◆ **Your instructions**
Your task is to repeat the lines below exactly, excluding any pictures they contain.

◆ **Provided data**

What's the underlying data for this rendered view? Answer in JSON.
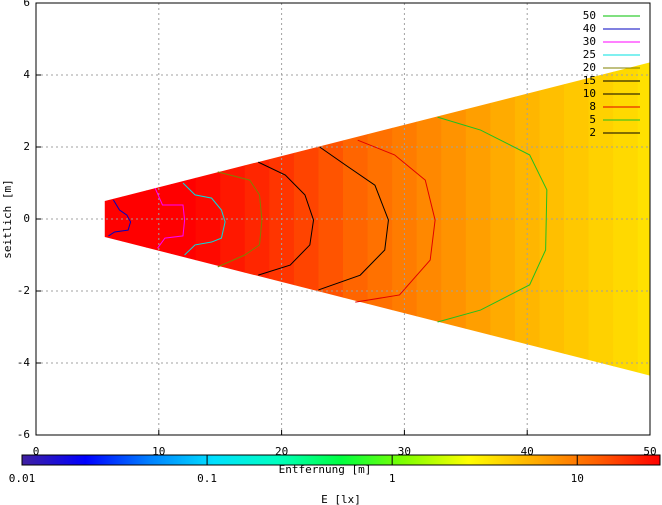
{
  "chart_data": {
    "type": "contour",
    "xlabel": "Entfernung [m]",
    "ylabel": "seitlich [m]",
    "xlim": [
      0,
      50
    ],
    "xticks": [
      0,
      10,
      20,
      30,
      40,
      50
    ],
    "ylim": [
      -6,
      6
    ],
    "yticks": [
      -6,
      -4,
      -2,
      0,
      2,
      4,
      6
    ],
    "grid": true,
    "legend": "top-right",
    "region": {
      "x": [
        5.6,
        50
      ],
      "half_width": [
        0.5,
        4.35
      ]
    },
    "field": {
      "x": [
        6,
        8,
        10,
        12,
        14,
        16,
        18,
        20,
        22,
        24,
        26,
        28,
        30,
        32,
        34,
        36,
        38,
        40,
        42,
        44,
        46,
        48,
        50
      ],
      "values": [
        50,
        36,
        32,
        29,
        26,
        23,
        20.5,
        18,
        16,
        14,
        12,
        10.7,
        9.6,
        8.5,
        7.6,
        6.8,
        6,
        5.4,
        4.9,
        4.5,
        4.1,
        3.8,
        3.5
      ]
    },
    "colorbar": {
      "label": "E [lx]",
      "log": true,
      "lim": [
        0.01,
        28
      ],
      "ticks": [
        0.01,
        0.1,
        1,
        10
      ],
      "palette": [
        "#4020a0",
        "#0000ff",
        "#0080ff",
        "#00e0ff",
        "#00ffc0",
        "#00ff40",
        "#80ff00",
        "#ffff00",
        "#ffb000",
        "#ff6000",
        "#ff0000"
      ]
    },
    "series": [
      {
        "name": "50",
        "color": "#00c000",
        "x": [],
        "y": []
      },
      {
        "name": "40",
        "color": "#0000c0",
        "x": [
          6.3,
          6.8,
          7.4,
          7.7,
          7.5,
          6.4,
          5.9
        ],
        "y": [
          0.53,
          0.25,
          0.11,
          -0.08,
          -0.31,
          -0.36,
          -0.47
        ]
      },
      {
        "name": "30",
        "color": "#ff00ff",
        "x": [
          9.7,
          10.3,
          11.97,
          12.1,
          11.97,
          10.5,
          9.9
        ],
        "y": [
          0.86,
          0.39,
          0.39,
          -0.03,
          -0.47,
          -0.53,
          -0.81
        ]
      },
      {
        "name": "25",
        "color": "#00e0e0",
        "x": [
          11.97,
          12.95,
          14.3,
          15.1,
          15.4,
          15.1,
          14.3,
          12.95,
          12.1
        ],
        "y": [
          1.0,
          0.67,
          0.58,
          0.25,
          -0.08,
          -0.53,
          -0.64,
          -0.72,
          -1.0
        ]
      },
      {
        "name": "20",
        "color": "#808000",
        "x": [
          14.8,
          17.4,
          18.2,
          18.4,
          18.2,
          17.0,
          14.8
        ],
        "y": [
          1.31,
          1.08,
          0.67,
          -0.03,
          -0.72,
          -1.0,
          -1.33
        ]
      },
      {
        "name": "15",
        "color": "#000000",
        "x": [
          18.1,
          20.3,
          21.9,
          22.6,
          22.3,
          20.7,
          18.1
        ],
        "y": [
          1.58,
          1.22,
          0.67,
          -0.03,
          -0.72,
          -1.28,
          -1.56
        ]
      },
      {
        "name": "10",
        "color": "#000000",
        "x": [
          23.1,
          25.2,
          27.6,
          28.7,
          28.4,
          26.4,
          23.0
        ],
        "y": [
          2.0,
          1.5,
          0.94,
          -0.03,
          -0.86,
          -1.56,
          -1.97
        ]
      },
      {
        "name": "8",
        "color": "#e00000",
        "x": [
          26.2,
          29.2,
          31.7,
          32.5,
          32.1,
          29.6,
          26.0
        ],
        "y": [
          2.19,
          1.78,
          1.08,
          -0.03,
          -1.14,
          -2.11,
          -2.31
        ]
      },
      {
        "name": "5",
        "color": "#20c020",
        "x": [
          32.7,
          36.2,
          40.2,
          41.6,
          41.5,
          40.2,
          36.2,
          32.7
        ],
        "y": [
          2.83,
          2.47,
          1.78,
          0.81,
          -0.86,
          -1.83,
          -2.53,
          -2.86
        ]
      },
      {
        "name": "2",
        "color": "#000000",
        "x": [],
        "y": []
      }
    ]
  }
}
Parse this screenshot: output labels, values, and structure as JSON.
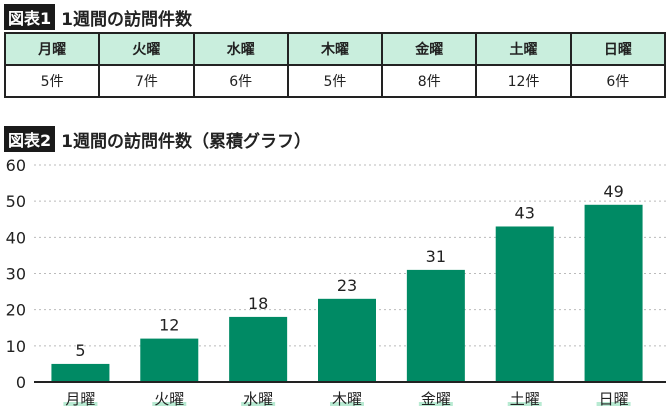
{
  "table1": {
    "tag": "図表1",
    "title": "1週間の訪問件数",
    "headers": [
      "月曜",
      "火曜",
      "水曜",
      "木曜",
      "金曜",
      "土曜",
      "日曜"
    ],
    "values": [
      "5件",
      "7件",
      "6件",
      "5件",
      "8件",
      "12件",
      "6件"
    ]
  },
  "chart_data": {
    "tag": "図表2",
    "title": "1週間の訪問件数（累積グラフ）",
    "type": "bar",
    "categories": [
      "月曜",
      "火曜",
      "水曜",
      "木曜",
      "金曜",
      "土曜",
      "日曜"
    ],
    "values": [
      5,
      12,
      18,
      23,
      31,
      43,
      49
    ],
    "ylim": [
      0,
      60
    ],
    "yticks": [
      0,
      10,
      20,
      30,
      40,
      50,
      60
    ],
    "grid": true,
    "bar_color": "#008a64",
    "label_underline_color": "#b8ead2"
  }
}
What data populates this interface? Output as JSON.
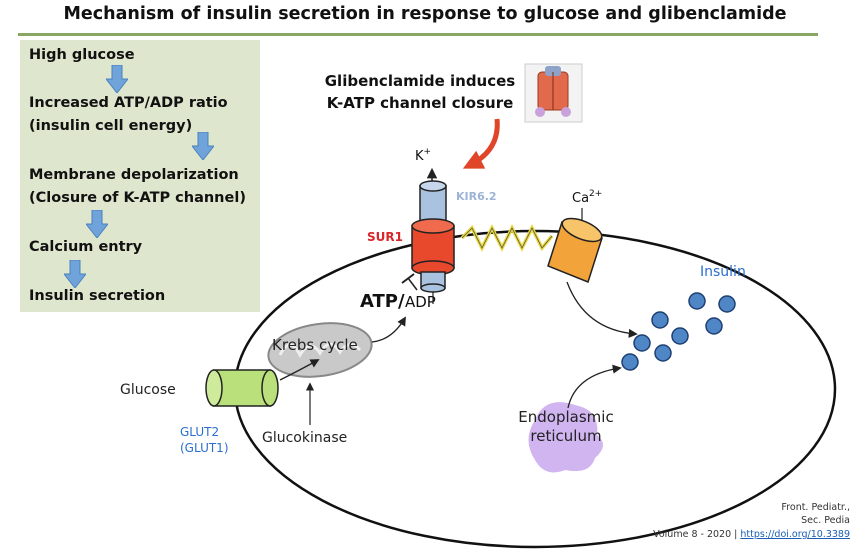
{
  "title": "Mechanism of insulin secretion in response to glucose and glibenclamide",
  "steps": [
    "High glucose",
    "Increased ATP/ADP ratio",
    "(insulin cell energy)",
    "Membrane depolarization",
    "(Closure of K-ATP channel)",
    "Calcium entry",
    "Insulin secretion"
  ],
  "callout": {
    "line1": "Glibenclamide induces",
    "line2": "K-ATP channel closure"
  },
  "labels": {
    "k_ion": "K",
    "k_charge": "+",
    "kir": "KIR6.2",
    "sur": "SUR1",
    "ca_ion": "Ca",
    "ca_charge": "2+",
    "insulin": "Insulin",
    "atp": "ATP/",
    "adp": "ADP",
    "krebs": "Krebs cycle",
    "glucose": "Glucose",
    "glut_line1": "GLUT2",
    "glut_line2": "(GLUT1)",
    "glucokinase": "Glucokinase",
    "er_line1": "Endoplasmic",
    "er_line2": "reticulum"
  },
  "citation": {
    "line1": "Front. Pediatr.,",
    "line2": "Sec. Pedia",
    "line3_prefix": "Volume 8 - 2020 | ",
    "line3_link": "https://doi.org/10.3389"
  },
  "colors": {
    "rule": "#8aa663",
    "step_box": "#dfe6ce",
    "arrow_blue": "#6fa3da",
    "glut_green": "#b9e07a",
    "sur_red": "#e8492d",
    "kir_blue": "#a9c2e0",
    "ca_orange": "#f2a33a",
    "insulin_blue": "#4f86c6",
    "er_purple": "#c9a8ef",
    "label_blue": "#2a6fcf",
    "sur_label": "#d8262a"
  }
}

◆ **The output**
What's the underlying data for this rendered view? Answer in JSON.
{
  "chart_data": {
    "type": "contour",
    "xlabel": "Entfernung [m]",
    "ylabel": "seitlich [m]",
    "xlim": [
      0,
      50
    ],
    "xticks": [
      0,
      10,
      20,
      30,
      40,
      50
    ],
    "ylim": [
      -6,
      6
    ],
    "yticks": [
      -6,
      -4,
      -2,
      0,
      2,
      4,
      6
    ],
    "grid": true,
    "legend": "top-right",
    "region": {
      "x": [
        5.6,
        50
      ],
      "half_width": [
        0.5,
        4.35
      ]
    },
    "field": {
      "x": [
        6,
        8,
        10,
        12,
        14,
        16,
        18,
        20,
        22,
        24,
        26,
        28,
        30,
        32,
        34,
        36,
        38,
        40,
        42,
        44,
        46,
        48,
        50
      ],
      "values": [
        50,
        36,
        32,
        29,
        26,
        23,
        20.5,
        18,
        16,
        14,
        12,
        10.7,
        9.6,
        8.5,
        7.6,
        6.8,
        6,
        5.4,
        4.9,
        4.5,
        4.1,
        3.8,
        3.5
      ]
    },
    "colorbar": {
      "label": "E [lx]",
      "log": true,
      "lim": [
        0.01,
        28
      ],
      "ticks": [
        0.01,
        0.1,
        1,
        10
      ],
      "palette": [
        "#4020a0",
        "#0000ff",
        "#0080ff",
        "#00e0ff",
        "#00ffc0",
        "#00ff40",
        "#80ff00",
        "#ffff00",
        "#ffb000",
        "#ff6000",
        "#ff0000"
      ]
    },
    "series": [
      {
        "name": "50",
        "color": "#00c000",
        "x": [],
        "y": []
      },
      {
        "name": "40",
        "color": "#0000c0",
        "x": [
          6.3,
          6.8,
          7.4,
          7.7,
          7.5,
          6.4,
          5.9
        ],
        "y": [
          0.53,
          0.25,
          0.11,
          -0.08,
          -0.31,
          -0.36,
          -0.47
        ]
      },
      {
        "name": "30",
        "color": "#ff00ff",
        "x": [
          9.7,
          10.3,
          11.97,
          12.1,
          11.97,
          10.5,
          9.9
        ],
        "y": [
          0.86,
          0.39,
          0.39,
          -0.03,
          -0.47,
          -0.53,
          -0.81
        ]
      },
      {
        "name": "25",
        "color": "#00e0e0",
        "x": [
          11.97,
          12.95,
          14.3,
          15.1,
          15.4,
          15.1,
          14.3,
          12.95,
          12.1
        ],
        "y": [
          1.0,
          0.67,
          0.58,
          0.25,
          -0.08,
          -0.53,
          -0.64,
          -0.72,
          -1.0
        ]
      },
      {
        "name": "20",
        "color": "#808000",
        "x": [
          14.8,
          17.4,
          18.2,
          18.4,
          18.2,
          17.0,
          14.8
        ],
        "y": [
          1.31,
          1.08,
          0.67,
          -0.03,
          -0.72,
          -1.0,
          -1.33
        ]
      },
      {
        "name": "15",
        "color": "#000000",
        "x": [
          18.1,
          20.3,
          21.9,
          22.6,
          22.3,
          20.7,
          18.1
        ],
        "y": [
          1.58,
          1.22,
          0.67,
          -0.03,
          -0.72,
          -1.28,
          -1.56
        ]
      },
      {
        "name": "10",
        "color": "#000000",
        "x": [
          23.1,
          25.2,
          27.6,
          28.7,
          28.4,
          26.4,
          23.0
        ],
        "y": [
          2.0,
          1.5,
          0.94,
          -0.03,
          -0.86,
          -1.56,
          -1.97
        ]
      },
      {
        "name": "8",
        "color": "#e00000",
        "x": [
          26.2,
          29.2,
          31.7,
          32.5,
          32.1,
          29.6,
          26.0
        ],
        "y": [
          2.19,
          1.78,
          1.08,
          -0.03,
          -1.14,
          -2.11,
          -2.31
        ]
      },
      {
        "name": "5",
        "color": "#20c020",
        "x": [
          32.7,
          36.2,
          40.2,
          41.6,
          41.5,
          40.2,
          36.2,
          32.7
        ],
        "y": [
          2.83,
          2.47,
          1.78,
          0.81,
          -0.86,
          -1.83,
          -2.53,
          -2.86
        ]
      },
      {
        "name": "2",
        "color": "#000000",
        "x": [],
        "y": []
      }
    ]
  }
}
Parse this screenshot: output labels, values, and structure as JSON.
{
  "table1": {
    "tag": "図表1",
    "title": "1週間の訪問件数",
    "headers": [
      "月曜",
      "火曜",
      "水曜",
      "木曜",
      "金曜",
      "土曜",
      "日曜"
    ],
    "values": [
      "5件",
      "7件",
      "6件",
      "5件",
      "8件",
      "12件",
      "6件"
    ]
  },
  "chart_data": {
    "tag": "図表2",
    "title": "1週間の訪問件数（累積グラフ）",
    "type": "bar",
    "categories": [
      "月曜",
      "火曜",
      "水曜",
      "木曜",
      "金曜",
      "土曜",
      "日曜"
    ],
    "values": [
      5,
      12,
      18,
      23,
      31,
      43,
      49
    ],
    "ylim": [
      0,
      60
    ],
    "yticks": [
      0,
      10,
      20,
      30,
      40,
      50,
      60
    ],
    "grid": true,
    "bar_color": "#008a64",
    "label_underline_color": "#b8ead2"
  }
}
What data populates this interface? Output as JSON.
{
  "title": "Mechanism of insulin secretion in response to glucose and glibenclamide",
  "steps": [
    "High glucose",
    "Increased ATP/ADP ratio",
    "(insulin cell energy)",
    "Membrane depolarization",
    "(Closure of K-ATP channel)",
    "Calcium entry",
    "Insulin secretion"
  ],
  "callout": {
    "line1": "Glibenclamide induces",
    "line2": "K-ATP channel closure"
  },
  "labels": {
    "k_ion": "K",
    "k_charge": "+",
    "kir": "KIR6.2",
    "sur": "SUR1",
    "ca_ion": "Ca",
    "ca_charge": "2+",
    "insulin": "Insulin",
    "atp": "ATP/",
    "adp": "ADP",
    "krebs": "Krebs cycle",
    "glucose": "Glucose",
    "glut_line1": "GLUT2",
    "glut_line2": "(GLUT1)",
    "glucokinase": "Glucokinase",
    "er_line1": "Endoplasmic",
    "er_line2": "reticulum"
  },
  "citation": {
    "line1": "Front. Pediatr.,",
    "line2": "Sec. Pedia",
    "line3_prefix": "Volume 8 - 2020 | ",
    "line3_link": "https://doi.org/10.3389"
  },
  "colors": {
    "rule": "#8aa663",
    "step_box": "#dfe6ce",
    "arrow_blue": "#6fa3da",
    "glut_green": "#b9e07a",
    "sur_red": "#e8492d",
    "kir_blue": "#a9c2e0",
    "ca_orange": "#f2a33a",
    "insulin_blue": "#4f86c6",
    "er_purple": "#c9a8ef",
    "label_blue": "#2a6fcf",
    "sur_label": "#d8262a"
  }
}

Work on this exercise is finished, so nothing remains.